- _STATED EXERCISE_
In the material below, find the line with "Convert this chart to structured JSON data."; set down that line and every line after it to the end, exactly, without pictures.

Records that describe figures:

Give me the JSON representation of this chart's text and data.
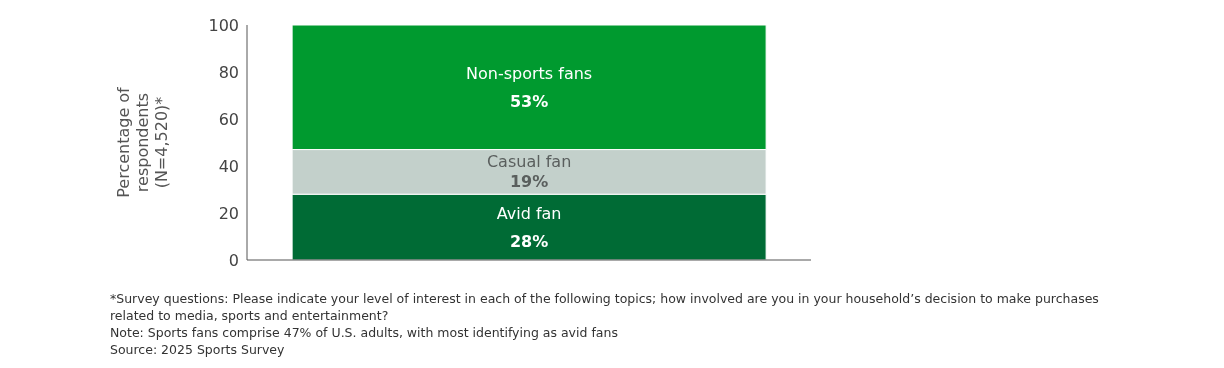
{
  "chart_data": {
    "type": "bar",
    "stacked": true,
    "ylabel": "Percentage of respondents (N=4,520)*",
    "categories": [
      null
    ],
    "series": [
      {
        "name": "Avid fan",
        "color": "#006b35",
        "values": [
          28
        ],
        "value_labels": [
          "28%"
        ]
      },
      {
        "name": "Casual fan",
        "color": "#c3d0cb",
        "values": [
          19
        ],
        "value_labels": [
          "19%"
        ]
      },
      {
        "name": "Non-sports fans",
        "color": "#009a2f",
        "values": [
          53
        ],
        "value_labels": [
          "53%"
        ]
      }
    ],
    "ylim": [
      0,
      100
    ],
    "yticks": [
      0,
      20,
      40,
      60,
      80,
      100
    ],
    "annotations": [
      "*Survey questions: Please indicate your level of interest in each of the following topics; how involved are you in your household’s decision to make purchases related to media, sports and entertainment?",
      "Note: Sports fans comprise 47% of U.S. adults, with most identifying as avid fans",
      "Source: 2025 Sports Survey"
    ]
  }
}
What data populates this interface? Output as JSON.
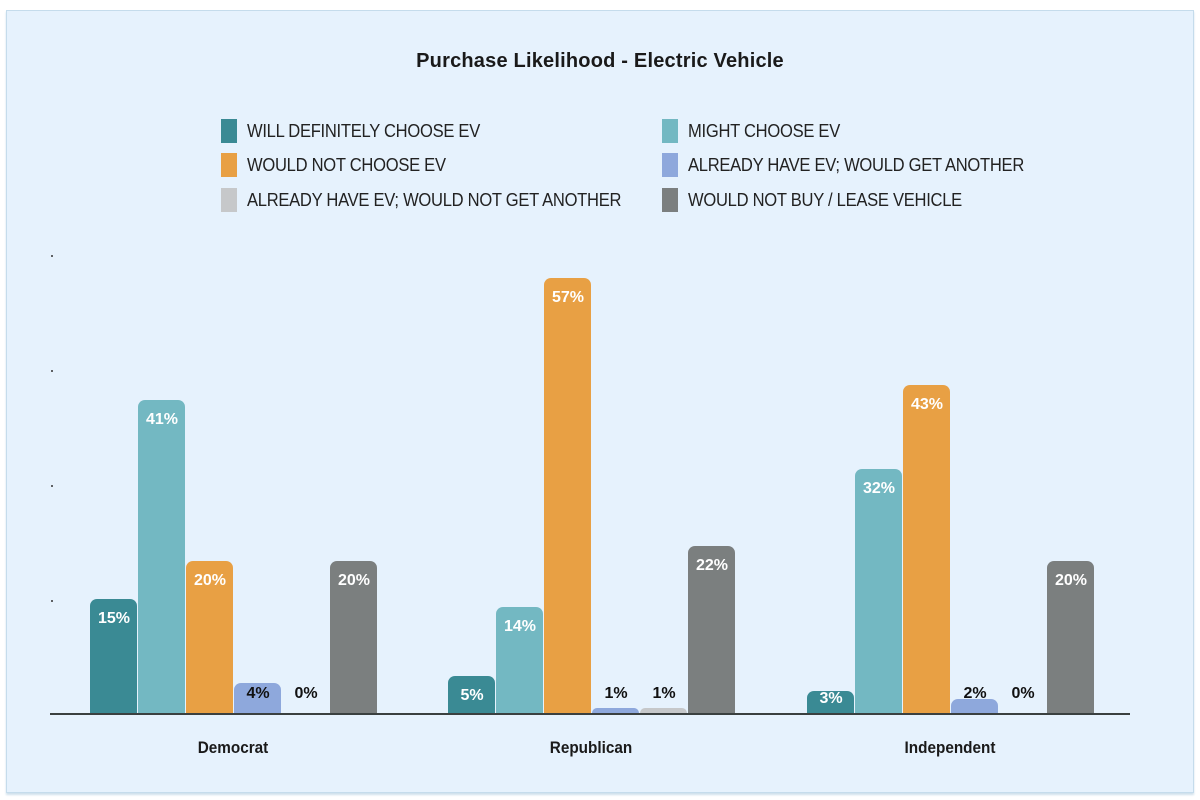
{
  "chart_data": {
    "type": "bar",
    "title": "Purchase Likelihood - Electric Vehicle",
    "xlabel": "",
    "ylabel": "",
    "categories": [
      "Democrat",
      "Republican",
      "Independent"
    ],
    "series": [
      {
        "name": "WILL DEFINITELY CHOOSE EV",
        "color": "#3a8a94",
        "values": [
          15,
          5,
          3
        ]
      },
      {
        "name": "MIGHT CHOOSE EV",
        "color": "#73b8c2",
        "values": [
          41,
          14,
          32
        ]
      },
      {
        "name": "WOULD NOT CHOOSE EV",
        "color": "#e8a044",
        "values": [
          20,
          57,
          43
        ]
      },
      {
        "name": "ALREADY HAVE EV; WOULD GET ANOTHER",
        "color": "#8ea8dc",
        "values": [
          4,
          1,
          2
        ]
      },
      {
        "name": "ALREADY HAVE EV; WOULD NOT GET ANOTHER",
        "color": "#c6c8ca",
        "values": [
          0,
          1,
          0
        ]
      },
      {
        "name": "WOULD NOT BUY / LEASE VEHICLE",
        "color": "#7b7f7f",
        "values": [
          20,
          22,
          20
        ]
      }
    ],
    "value_labels": [
      [
        "15%",
        "41%",
        "20%",
        "4%",
        "0%",
        "20%"
      ],
      [
        "5%",
        "14%",
        "57%",
        "1%",
        "1%",
        "22%"
      ],
      [
        "3%",
        "32%",
        "43%",
        "2%",
        "0%",
        "20%"
      ]
    ],
    "ylim": [
      0,
      60
    ],
    "grid": false,
    "legend_position": "top",
    "y_tick_labels_visible": false
  },
  "title": "Purchase Likelihood - Electric Vehicle",
  "legend": [
    {
      "label": "WILL DEFINITELY CHOOSE EV",
      "color": "#3a8a94"
    },
    {
      "label": "MIGHT CHOOSE EV",
      "color": "#73b8c2"
    },
    {
      "label": "WOULD NOT CHOOSE EV",
      "color": "#e8a044"
    },
    {
      "label": "ALREADY HAVE EV; WOULD GET ANOTHER",
      "color": "#8ea8dc"
    },
    {
      "label": "ALREADY HAVE EV; WOULD NOT GET ANOTHER",
      "color": "#c6c8ca"
    },
    {
      "label": "WOULD NOT BUY / LEASE VEHICLE",
      "color": "#7b7f7f"
    }
  ],
  "categories": [
    "Democrat",
    "Republican",
    "Independent"
  ]
}
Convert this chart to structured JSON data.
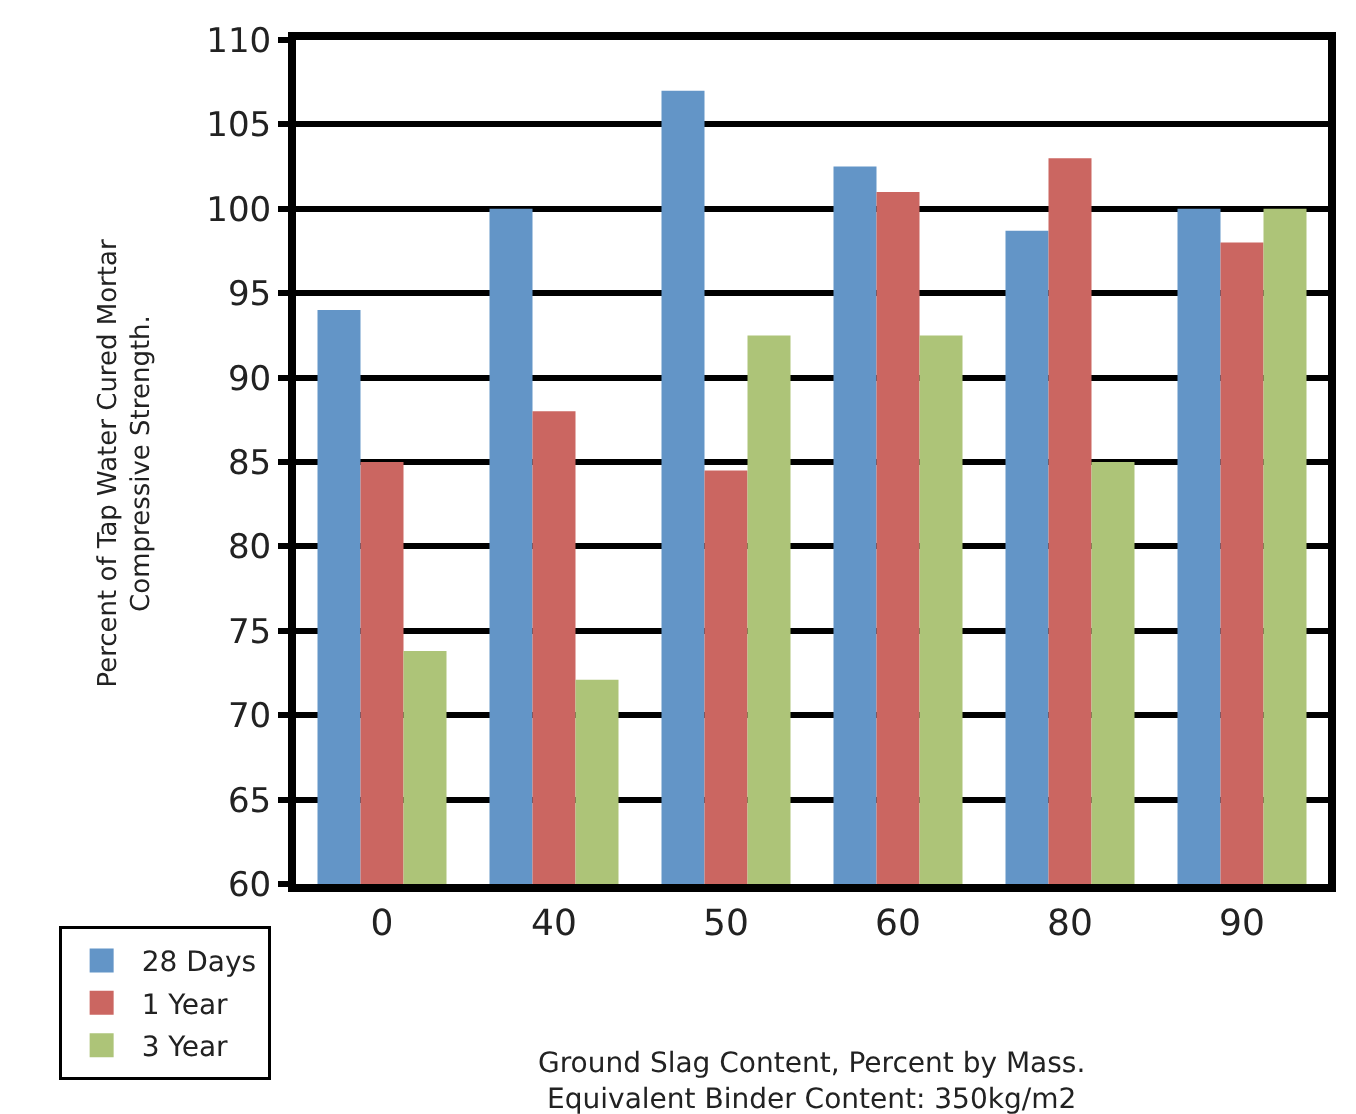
{
  "chart_data": {
    "type": "bar",
    "xlabel": "Ground Slag Content, Percent by Mass.\nEquivalent Binder Content: 350kg/m2",
    "ylabel": "Percent of Tap Water Cured Mortar\nCompressive Strength.",
    "categories": [
      "0",
      "40",
      "50",
      "60",
      "80",
      "90"
    ],
    "series": [
      {
        "name": "28 Days",
        "color": "#6395c7",
        "values": [
          94,
          100,
          107,
          102.5,
          98.7,
          100
        ]
      },
      {
        "name": "1 Year",
        "color": "#cb6661",
        "values": [
          85,
          88,
          84.5,
          101,
          103,
          98
        ]
      },
      {
        "name": "3 Year",
        "color": "#adc478",
        "values": [
          73.8,
          72.1,
          92.5,
          92.5,
          85,
          100
        ]
      }
    ],
    "ylim": [
      60,
      110
    ],
    "yticks": [
      60,
      65,
      70,
      75,
      80,
      85,
      90,
      95,
      100,
      105,
      110
    ],
    "grid": "y",
    "legend": "bottom left"
  }
}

- _THE REPLY_
Convert this chart to structured JSON data.
{
  "chart_data": {
    "type": "bar",
    "xlabel": "Ground Slag Content, Percent by Mass.\nEquivalent Binder Content: 350kg/m2",
    "ylabel": "Percent of Tap Water Cured Mortar\nCompressive Strength.",
    "categories": [
      "0",
      "40",
      "50",
      "60",
      "80",
      "90"
    ],
    "series": [
      {
        "name": "28 Days",
        "color": "#6395c7",
        "values": [
          94,
          100,
          107,
          102.5,
          98.7,
          100
        ]
      },
      {
        "name": "1 Year",
        "color": "#cb6661",
        "values": [
          85,
          88,
          84.5,
          101,
          103,
          98
        ]
      },
      {
        "name": "3 Year",
        "color": "#adc478",
        "values": [
          73.8,
          72.1,
          92.5,
          92.5,
          85,
          100
        ]
      }
    ],
    "ylim": [
      60,
      110
    ],
    "yticks": [
      60,
      65,
      70,
      75,
      80,
      85,
      90,
      95,
      100,
      105,
      110
    ],
    "grid": "y",
    "legend": "bottom left"
  }
}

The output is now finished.